So....AIBU to think he's a complete arse to suggest that being a DJ and liking loud music means it's okay for him to play loud music despite living in a building full of families? And to think that it's not my friend's responsibility to tell him what hours of the day she expects to be able to enjoy some peace and quiet in her own home?

OP posts:
MyheartbelongstoG · 14/07/2017 15:29

I don't think he was being an arse at all.

He asked what times it suits your pal so he is trying to accommodate her and listen to his music loud.

Anon8604 · 14/07/2017 15:30

I guess a couple of times a year where someone makes more noise than normal is different to having your life disrupted every day by loud music which prevents you carrying out normal day to day activities in your own home.

OP posts:
Lweji · 14/07/2017 15:32

So, no need for actual regulations or advice on what actually can be done, then?

----------------

- _ACTIVITY_
Repeat word for word the part of the forum thread about the loud-music neighbor between "So....AIBU to think" and "his music loud.", inclusive.

- _Page segmentation data_

----------------

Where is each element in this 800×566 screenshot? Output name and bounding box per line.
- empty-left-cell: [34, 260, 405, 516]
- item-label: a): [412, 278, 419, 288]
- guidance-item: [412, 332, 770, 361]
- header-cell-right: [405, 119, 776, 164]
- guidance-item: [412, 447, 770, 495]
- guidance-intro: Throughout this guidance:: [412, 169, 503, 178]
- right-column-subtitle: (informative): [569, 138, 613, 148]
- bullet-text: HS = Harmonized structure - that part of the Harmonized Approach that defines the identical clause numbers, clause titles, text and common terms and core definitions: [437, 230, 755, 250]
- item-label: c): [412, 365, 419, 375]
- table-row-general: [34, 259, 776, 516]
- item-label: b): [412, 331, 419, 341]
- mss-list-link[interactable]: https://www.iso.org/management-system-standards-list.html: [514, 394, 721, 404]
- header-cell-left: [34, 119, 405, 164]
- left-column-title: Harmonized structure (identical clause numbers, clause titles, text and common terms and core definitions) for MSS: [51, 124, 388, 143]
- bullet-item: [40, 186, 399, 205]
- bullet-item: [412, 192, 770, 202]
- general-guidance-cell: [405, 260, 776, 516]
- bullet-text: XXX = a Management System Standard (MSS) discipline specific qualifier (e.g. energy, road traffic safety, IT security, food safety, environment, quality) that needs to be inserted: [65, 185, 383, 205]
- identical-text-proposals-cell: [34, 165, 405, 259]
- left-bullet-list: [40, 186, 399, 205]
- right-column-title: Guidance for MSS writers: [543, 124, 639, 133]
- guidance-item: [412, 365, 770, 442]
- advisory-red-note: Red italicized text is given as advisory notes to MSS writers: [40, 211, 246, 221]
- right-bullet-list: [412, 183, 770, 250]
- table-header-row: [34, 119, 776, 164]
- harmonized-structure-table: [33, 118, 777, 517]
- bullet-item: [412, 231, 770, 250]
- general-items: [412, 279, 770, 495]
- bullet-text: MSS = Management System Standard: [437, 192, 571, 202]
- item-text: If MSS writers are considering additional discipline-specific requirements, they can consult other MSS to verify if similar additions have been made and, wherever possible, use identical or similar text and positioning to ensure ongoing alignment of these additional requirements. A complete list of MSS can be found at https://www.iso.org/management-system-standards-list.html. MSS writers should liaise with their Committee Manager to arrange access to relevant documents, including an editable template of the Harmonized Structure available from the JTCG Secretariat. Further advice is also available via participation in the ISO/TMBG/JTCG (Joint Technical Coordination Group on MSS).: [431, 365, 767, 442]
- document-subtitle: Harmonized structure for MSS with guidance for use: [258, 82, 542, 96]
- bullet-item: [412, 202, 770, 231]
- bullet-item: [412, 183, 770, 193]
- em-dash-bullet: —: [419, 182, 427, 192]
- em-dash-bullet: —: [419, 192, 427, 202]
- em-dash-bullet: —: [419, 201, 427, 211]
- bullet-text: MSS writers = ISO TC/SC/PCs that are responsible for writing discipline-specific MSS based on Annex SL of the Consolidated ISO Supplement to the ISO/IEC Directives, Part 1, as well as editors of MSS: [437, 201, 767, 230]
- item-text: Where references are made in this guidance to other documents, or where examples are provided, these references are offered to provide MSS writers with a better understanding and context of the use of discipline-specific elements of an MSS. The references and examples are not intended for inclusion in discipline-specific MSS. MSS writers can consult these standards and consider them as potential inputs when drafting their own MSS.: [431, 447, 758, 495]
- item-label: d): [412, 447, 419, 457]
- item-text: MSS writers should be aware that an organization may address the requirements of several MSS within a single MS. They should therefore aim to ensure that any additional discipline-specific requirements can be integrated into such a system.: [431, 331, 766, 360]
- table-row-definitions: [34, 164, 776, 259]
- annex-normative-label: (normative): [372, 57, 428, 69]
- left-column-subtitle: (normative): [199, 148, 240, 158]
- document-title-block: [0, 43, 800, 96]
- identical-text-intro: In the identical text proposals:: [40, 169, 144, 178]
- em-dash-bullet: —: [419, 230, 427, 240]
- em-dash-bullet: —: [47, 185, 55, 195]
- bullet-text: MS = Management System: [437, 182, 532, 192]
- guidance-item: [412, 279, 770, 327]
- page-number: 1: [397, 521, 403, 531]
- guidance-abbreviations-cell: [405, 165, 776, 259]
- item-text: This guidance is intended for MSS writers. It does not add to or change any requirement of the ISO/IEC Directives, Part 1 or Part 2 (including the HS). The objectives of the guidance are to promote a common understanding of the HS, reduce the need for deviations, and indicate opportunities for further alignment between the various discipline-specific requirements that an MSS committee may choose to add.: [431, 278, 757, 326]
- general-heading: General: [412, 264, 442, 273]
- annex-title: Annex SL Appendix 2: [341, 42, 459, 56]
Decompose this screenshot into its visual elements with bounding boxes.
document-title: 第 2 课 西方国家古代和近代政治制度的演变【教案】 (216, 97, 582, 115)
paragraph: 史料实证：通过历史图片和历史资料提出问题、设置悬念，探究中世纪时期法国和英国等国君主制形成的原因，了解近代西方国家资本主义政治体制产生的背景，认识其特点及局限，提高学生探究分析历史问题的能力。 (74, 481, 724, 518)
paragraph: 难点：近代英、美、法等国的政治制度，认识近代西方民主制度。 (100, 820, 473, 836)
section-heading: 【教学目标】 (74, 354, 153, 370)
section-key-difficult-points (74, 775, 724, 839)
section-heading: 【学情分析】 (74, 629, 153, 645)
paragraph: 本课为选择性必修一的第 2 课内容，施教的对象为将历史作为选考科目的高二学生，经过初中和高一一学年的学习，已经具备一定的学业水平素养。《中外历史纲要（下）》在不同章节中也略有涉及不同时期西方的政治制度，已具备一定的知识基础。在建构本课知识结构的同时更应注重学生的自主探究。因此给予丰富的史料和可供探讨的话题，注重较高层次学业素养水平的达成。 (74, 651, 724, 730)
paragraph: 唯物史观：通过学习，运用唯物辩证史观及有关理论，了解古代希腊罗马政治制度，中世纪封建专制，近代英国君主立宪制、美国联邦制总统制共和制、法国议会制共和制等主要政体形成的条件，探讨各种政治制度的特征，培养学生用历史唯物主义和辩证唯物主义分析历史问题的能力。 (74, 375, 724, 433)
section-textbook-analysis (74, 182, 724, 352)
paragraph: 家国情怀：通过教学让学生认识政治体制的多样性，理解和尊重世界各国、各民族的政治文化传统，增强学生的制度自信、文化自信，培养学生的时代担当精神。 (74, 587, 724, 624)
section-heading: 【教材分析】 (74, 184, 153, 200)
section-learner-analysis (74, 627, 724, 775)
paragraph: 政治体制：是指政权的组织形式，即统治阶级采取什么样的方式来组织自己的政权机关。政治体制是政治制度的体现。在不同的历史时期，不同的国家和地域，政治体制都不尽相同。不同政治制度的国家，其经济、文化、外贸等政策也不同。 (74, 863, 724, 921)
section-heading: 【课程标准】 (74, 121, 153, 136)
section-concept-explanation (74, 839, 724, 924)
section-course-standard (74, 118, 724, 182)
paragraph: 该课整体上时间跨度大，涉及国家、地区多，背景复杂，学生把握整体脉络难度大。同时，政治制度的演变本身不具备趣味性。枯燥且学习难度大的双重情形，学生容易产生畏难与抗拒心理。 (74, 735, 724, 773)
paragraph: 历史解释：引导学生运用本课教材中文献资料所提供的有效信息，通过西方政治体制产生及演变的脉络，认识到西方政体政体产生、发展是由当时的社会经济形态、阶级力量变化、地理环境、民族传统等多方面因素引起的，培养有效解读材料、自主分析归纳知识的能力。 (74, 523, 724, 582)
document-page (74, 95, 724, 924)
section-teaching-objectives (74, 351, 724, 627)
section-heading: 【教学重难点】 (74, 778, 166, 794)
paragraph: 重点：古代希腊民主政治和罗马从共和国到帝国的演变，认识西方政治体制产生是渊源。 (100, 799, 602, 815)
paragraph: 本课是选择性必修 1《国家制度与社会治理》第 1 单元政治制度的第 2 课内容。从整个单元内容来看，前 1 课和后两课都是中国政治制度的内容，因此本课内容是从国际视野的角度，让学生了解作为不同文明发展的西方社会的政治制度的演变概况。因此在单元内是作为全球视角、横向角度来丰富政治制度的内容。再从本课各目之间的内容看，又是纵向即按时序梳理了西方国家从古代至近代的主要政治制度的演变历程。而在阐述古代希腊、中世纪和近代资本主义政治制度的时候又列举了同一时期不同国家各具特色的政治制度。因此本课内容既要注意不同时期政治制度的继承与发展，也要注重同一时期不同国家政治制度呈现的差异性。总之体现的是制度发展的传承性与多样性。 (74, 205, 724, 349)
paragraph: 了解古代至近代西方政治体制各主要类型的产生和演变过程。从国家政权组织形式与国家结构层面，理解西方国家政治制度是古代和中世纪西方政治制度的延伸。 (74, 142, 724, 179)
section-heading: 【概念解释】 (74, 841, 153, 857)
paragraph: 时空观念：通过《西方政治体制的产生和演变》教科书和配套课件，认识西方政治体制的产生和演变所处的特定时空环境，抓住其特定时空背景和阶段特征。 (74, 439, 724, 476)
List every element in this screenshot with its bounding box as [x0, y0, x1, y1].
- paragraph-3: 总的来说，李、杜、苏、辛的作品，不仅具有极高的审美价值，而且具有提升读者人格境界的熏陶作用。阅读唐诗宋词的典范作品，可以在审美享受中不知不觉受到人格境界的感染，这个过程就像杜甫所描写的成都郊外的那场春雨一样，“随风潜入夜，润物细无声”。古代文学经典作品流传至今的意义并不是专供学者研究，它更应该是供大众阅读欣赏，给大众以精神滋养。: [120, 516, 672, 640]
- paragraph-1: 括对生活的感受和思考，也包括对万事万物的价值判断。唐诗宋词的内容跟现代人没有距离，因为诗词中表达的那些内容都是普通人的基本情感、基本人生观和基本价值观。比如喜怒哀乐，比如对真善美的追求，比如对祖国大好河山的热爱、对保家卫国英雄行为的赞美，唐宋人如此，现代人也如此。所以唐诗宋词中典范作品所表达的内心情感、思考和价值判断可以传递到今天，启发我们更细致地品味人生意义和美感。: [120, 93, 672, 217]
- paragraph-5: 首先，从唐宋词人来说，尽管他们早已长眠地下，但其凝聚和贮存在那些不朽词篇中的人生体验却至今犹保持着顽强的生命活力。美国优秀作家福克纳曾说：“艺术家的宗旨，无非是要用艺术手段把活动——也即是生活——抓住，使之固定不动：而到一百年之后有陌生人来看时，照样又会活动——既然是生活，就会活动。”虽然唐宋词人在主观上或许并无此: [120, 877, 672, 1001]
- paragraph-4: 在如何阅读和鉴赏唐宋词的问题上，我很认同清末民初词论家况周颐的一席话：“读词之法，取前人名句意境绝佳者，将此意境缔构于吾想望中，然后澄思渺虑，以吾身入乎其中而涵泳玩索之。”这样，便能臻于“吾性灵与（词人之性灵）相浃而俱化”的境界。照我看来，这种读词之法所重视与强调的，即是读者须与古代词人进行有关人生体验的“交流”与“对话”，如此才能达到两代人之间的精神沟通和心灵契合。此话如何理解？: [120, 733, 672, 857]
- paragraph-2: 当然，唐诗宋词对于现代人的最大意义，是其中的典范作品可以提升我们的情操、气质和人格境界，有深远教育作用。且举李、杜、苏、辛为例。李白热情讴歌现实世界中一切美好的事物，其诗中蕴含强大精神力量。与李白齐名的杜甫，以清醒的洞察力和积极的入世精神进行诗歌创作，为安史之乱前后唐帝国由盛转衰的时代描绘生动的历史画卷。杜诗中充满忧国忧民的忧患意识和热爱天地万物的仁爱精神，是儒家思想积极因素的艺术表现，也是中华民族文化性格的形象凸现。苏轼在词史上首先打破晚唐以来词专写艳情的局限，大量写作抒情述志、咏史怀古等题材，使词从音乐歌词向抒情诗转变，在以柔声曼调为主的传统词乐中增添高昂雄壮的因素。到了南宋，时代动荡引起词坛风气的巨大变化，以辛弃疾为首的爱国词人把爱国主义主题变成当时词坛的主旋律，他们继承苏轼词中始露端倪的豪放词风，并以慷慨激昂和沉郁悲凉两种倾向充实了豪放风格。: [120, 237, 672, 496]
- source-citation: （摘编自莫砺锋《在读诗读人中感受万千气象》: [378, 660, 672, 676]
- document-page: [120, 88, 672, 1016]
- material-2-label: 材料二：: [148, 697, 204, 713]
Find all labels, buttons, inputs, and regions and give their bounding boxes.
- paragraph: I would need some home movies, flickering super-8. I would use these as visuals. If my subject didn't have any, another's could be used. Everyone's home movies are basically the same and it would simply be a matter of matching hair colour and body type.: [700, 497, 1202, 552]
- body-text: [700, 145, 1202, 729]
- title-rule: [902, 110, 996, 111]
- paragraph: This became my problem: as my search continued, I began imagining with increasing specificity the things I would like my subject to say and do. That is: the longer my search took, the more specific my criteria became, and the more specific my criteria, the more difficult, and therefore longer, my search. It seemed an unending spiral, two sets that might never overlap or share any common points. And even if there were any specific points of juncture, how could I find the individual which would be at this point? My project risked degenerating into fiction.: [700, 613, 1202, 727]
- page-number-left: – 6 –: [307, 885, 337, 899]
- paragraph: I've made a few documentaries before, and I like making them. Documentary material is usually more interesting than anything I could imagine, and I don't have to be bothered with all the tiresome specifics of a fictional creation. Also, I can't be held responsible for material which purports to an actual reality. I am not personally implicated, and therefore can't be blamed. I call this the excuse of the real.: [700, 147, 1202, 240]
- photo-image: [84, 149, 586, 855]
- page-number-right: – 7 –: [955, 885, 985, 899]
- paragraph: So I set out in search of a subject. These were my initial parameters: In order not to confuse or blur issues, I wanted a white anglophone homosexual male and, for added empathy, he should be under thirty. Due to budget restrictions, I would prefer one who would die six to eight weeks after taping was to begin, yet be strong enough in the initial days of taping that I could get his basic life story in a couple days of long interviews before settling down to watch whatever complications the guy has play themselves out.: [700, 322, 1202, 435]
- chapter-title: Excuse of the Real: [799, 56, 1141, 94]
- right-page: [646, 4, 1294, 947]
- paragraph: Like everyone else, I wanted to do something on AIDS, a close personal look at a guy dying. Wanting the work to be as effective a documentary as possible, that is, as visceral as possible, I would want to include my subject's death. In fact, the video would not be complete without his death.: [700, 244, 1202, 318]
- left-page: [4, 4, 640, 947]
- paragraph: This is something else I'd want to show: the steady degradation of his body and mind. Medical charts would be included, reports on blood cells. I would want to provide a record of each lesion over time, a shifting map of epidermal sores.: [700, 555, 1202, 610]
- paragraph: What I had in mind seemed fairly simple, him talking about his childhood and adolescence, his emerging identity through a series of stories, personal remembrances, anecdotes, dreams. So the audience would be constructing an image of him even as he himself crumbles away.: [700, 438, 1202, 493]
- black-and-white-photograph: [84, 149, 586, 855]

----------------

- _SOLUTION TO THIS TASK_
So....AIBU to think he's a complete arse to suggest that being a DJ and liking loud music means it's okay for him to play loud music despite living in a building full of families? And to think that it's not my friend's responsibility to tell him what hours of the day she expects to be able to enjoy some peace and quiet in her own home?

OP posts:
MyheartbelongstoG · 14/07/2017 15:29

I don't think he was being an arse at all.

He asked what times it suits your pal so he is trying to accommodate her and listen to his music loud.